- Written instruction
Return each line of the records holding the string "prostoru".

- Extracted records
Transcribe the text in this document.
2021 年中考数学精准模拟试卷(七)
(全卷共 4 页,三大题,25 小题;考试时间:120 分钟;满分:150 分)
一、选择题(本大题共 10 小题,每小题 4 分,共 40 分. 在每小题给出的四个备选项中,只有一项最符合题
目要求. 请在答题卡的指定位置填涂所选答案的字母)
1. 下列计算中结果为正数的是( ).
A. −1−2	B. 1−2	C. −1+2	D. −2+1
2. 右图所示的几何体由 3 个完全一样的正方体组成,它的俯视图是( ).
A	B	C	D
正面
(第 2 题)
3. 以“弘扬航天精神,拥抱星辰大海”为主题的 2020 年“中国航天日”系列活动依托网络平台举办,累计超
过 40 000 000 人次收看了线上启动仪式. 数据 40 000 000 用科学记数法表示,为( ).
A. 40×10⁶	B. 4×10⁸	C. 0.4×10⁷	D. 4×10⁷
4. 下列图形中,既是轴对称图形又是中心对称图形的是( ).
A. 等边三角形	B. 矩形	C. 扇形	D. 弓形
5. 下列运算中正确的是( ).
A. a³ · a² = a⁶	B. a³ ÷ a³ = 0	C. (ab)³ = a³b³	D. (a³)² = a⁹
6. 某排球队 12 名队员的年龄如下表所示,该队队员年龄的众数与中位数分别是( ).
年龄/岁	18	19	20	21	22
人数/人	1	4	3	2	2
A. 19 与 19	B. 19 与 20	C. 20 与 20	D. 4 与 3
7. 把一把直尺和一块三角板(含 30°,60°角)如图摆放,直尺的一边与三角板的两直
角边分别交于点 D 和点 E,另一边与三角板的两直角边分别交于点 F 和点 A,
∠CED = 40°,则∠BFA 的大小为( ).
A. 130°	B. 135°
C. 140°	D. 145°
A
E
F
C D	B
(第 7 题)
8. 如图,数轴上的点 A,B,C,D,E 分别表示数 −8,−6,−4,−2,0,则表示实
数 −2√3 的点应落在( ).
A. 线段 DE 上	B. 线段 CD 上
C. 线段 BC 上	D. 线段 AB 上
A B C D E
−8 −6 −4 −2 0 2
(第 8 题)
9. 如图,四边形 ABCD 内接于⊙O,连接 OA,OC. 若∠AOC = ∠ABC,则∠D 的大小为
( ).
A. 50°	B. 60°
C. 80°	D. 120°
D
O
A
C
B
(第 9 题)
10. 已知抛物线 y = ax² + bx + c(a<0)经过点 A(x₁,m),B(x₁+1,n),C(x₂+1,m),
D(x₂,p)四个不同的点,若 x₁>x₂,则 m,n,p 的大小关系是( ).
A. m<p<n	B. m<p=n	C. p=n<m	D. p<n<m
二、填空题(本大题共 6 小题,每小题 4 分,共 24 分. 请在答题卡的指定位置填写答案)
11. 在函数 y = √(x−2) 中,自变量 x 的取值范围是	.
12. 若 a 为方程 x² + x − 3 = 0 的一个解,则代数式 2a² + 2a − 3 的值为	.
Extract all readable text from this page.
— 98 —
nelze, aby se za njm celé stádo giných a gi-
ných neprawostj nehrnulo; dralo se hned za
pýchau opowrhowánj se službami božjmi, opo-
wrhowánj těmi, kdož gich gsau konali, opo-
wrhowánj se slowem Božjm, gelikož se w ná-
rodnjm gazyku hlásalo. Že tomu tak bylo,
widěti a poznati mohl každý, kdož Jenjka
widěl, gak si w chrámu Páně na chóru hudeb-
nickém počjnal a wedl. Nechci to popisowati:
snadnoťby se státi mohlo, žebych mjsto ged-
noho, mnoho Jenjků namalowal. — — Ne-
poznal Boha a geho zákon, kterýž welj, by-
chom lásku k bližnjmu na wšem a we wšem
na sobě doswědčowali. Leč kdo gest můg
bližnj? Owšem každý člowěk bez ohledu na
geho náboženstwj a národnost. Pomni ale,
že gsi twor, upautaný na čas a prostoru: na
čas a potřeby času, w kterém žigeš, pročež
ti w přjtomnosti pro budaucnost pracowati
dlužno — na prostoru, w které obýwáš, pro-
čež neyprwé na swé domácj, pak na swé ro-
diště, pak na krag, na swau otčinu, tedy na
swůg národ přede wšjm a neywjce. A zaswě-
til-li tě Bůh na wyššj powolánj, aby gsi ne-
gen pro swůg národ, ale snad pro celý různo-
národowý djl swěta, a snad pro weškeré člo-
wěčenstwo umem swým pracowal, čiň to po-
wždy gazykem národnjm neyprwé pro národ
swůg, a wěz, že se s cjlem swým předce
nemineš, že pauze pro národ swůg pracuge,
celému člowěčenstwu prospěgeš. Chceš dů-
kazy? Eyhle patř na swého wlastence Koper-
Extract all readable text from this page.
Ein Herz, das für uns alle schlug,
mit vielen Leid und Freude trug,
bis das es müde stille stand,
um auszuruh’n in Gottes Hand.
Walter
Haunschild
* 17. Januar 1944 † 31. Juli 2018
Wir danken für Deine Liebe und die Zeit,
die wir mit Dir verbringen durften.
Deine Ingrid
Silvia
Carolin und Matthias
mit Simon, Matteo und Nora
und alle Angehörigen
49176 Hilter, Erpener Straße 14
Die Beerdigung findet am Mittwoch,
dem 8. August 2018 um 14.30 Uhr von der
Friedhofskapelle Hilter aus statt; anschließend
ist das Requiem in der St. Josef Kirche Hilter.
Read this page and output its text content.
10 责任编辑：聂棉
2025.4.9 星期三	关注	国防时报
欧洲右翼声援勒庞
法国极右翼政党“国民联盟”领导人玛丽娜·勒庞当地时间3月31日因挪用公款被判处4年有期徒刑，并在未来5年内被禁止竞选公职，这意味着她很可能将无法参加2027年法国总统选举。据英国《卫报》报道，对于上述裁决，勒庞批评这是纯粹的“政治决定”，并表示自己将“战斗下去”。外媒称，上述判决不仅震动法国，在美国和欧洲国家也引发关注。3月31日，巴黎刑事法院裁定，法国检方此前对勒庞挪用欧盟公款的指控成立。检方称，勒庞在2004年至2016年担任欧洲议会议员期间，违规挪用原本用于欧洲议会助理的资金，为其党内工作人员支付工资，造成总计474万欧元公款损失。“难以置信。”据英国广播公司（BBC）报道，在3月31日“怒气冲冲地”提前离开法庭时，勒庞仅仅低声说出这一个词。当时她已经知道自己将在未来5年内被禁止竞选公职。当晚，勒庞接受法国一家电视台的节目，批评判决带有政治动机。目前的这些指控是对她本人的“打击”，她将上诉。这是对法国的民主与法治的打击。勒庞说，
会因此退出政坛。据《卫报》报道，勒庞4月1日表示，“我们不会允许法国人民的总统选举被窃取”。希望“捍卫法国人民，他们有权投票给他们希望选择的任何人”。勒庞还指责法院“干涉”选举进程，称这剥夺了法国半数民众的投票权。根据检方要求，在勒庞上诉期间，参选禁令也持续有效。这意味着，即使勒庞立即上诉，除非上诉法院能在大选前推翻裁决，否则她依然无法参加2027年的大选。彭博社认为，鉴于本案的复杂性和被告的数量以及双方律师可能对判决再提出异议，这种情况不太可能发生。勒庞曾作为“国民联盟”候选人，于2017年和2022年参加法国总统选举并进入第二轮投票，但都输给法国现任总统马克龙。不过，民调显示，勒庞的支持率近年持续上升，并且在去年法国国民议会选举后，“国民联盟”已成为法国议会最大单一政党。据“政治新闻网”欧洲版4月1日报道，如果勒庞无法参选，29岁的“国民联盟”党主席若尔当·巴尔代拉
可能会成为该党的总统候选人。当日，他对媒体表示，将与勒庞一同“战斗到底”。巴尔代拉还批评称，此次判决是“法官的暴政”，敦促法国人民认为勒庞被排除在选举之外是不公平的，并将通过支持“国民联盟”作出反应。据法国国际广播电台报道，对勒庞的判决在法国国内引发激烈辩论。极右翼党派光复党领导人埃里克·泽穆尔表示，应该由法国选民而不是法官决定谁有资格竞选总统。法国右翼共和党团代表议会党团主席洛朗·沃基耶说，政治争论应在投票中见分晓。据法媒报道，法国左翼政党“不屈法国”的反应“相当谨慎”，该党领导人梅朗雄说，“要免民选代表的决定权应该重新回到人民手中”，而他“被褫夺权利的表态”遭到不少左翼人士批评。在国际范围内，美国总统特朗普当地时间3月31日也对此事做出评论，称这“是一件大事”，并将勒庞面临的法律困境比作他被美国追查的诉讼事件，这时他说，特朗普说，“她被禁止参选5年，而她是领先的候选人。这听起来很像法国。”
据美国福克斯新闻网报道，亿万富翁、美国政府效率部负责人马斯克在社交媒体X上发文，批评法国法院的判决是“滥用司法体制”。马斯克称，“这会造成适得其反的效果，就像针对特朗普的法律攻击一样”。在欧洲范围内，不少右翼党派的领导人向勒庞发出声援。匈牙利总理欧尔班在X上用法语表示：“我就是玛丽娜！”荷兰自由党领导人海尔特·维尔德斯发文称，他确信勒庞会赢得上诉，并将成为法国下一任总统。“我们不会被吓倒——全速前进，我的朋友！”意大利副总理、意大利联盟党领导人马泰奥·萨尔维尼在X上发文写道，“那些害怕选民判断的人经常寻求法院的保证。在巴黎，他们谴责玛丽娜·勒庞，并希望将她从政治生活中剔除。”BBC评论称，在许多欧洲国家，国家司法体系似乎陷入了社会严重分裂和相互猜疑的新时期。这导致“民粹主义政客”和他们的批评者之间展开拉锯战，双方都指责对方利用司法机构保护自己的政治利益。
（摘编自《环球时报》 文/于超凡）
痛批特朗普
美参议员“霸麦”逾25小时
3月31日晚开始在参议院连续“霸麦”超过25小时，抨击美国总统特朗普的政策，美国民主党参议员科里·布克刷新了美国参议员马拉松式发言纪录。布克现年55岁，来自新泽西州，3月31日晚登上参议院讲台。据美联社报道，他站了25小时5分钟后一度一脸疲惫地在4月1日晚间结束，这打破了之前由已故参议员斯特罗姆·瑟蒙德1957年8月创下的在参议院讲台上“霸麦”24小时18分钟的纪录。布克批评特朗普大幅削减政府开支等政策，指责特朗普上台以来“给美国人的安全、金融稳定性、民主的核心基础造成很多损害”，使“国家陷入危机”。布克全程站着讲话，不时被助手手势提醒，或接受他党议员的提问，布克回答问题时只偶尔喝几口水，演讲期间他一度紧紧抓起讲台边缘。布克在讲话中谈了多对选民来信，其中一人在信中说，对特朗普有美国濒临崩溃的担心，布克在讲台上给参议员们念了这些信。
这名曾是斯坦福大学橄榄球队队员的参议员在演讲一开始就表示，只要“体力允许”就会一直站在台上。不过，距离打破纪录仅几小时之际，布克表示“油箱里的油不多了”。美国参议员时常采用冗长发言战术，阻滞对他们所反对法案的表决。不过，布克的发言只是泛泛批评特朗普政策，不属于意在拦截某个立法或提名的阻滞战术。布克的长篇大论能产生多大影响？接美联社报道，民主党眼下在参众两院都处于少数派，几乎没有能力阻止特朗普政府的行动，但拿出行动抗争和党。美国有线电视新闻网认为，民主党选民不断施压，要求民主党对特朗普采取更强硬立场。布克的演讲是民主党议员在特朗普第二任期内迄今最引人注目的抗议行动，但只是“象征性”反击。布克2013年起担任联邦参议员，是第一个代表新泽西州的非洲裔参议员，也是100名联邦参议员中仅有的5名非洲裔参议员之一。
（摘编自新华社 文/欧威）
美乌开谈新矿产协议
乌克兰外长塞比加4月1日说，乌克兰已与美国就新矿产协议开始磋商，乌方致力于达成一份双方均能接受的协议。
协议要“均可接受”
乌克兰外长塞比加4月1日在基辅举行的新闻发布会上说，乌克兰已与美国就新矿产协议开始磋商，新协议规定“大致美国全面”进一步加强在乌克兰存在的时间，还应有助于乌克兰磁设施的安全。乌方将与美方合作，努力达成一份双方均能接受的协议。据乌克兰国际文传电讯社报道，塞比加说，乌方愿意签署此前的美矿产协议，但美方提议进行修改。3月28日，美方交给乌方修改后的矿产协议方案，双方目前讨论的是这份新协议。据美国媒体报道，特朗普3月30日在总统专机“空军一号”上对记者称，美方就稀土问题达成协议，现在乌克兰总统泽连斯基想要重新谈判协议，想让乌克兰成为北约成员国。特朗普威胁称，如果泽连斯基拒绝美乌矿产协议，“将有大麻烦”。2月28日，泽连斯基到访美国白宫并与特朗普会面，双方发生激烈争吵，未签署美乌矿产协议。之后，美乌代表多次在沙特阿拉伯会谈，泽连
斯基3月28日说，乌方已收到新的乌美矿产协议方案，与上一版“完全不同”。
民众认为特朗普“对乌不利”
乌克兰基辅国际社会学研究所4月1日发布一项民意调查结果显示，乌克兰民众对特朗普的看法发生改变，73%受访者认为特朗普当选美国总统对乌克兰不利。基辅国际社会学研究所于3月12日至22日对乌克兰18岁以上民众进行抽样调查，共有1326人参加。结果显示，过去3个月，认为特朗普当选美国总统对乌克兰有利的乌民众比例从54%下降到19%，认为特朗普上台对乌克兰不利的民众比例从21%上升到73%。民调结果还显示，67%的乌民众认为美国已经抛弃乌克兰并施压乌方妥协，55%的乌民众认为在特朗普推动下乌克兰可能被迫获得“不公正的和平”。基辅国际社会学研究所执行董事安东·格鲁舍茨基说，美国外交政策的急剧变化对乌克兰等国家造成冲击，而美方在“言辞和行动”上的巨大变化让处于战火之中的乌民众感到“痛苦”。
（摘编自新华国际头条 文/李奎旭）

- Reply to the task
že gsi twor, upautaný na čas a prostoru: na
dlužno — na prostoru, w které obýwáš, pro-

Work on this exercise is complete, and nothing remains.